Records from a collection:
** BEGIN **

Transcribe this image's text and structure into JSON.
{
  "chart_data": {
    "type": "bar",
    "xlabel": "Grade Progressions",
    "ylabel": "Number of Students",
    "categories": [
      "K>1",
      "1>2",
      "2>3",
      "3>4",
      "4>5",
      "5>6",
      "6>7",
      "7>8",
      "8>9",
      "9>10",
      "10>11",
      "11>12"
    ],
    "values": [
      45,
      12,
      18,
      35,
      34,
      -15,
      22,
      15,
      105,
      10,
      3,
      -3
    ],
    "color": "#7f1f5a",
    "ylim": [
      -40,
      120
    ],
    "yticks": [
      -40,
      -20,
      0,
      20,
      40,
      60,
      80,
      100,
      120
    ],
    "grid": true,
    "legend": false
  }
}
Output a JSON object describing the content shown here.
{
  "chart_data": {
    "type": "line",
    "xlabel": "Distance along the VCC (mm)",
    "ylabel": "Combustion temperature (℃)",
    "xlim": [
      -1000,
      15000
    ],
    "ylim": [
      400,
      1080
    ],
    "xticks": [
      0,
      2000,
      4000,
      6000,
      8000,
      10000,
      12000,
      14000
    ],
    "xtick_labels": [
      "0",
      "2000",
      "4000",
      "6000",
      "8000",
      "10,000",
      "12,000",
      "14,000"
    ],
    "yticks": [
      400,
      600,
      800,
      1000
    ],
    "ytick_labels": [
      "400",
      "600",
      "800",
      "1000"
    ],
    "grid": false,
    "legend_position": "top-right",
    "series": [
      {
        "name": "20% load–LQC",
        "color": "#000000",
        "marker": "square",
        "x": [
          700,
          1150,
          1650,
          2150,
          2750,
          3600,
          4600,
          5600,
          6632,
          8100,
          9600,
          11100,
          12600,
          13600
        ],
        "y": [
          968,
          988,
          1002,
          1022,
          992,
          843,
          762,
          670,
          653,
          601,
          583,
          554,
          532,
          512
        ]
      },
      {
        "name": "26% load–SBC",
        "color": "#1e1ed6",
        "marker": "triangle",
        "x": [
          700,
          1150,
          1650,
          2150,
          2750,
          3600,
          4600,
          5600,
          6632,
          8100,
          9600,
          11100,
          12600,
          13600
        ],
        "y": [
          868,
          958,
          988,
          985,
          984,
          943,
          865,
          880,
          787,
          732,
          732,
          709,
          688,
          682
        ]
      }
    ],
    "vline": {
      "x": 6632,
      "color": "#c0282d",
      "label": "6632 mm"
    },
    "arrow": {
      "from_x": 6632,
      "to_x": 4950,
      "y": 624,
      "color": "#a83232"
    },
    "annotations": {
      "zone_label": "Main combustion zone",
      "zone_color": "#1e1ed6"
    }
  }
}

** END **

#### [Directions]
Show the lines where the word "ylabel" appears in the entries.

#### [Complete response]
    "ylabel": "Number of Students",
    "ylabel": "Combustion temperature (℃)",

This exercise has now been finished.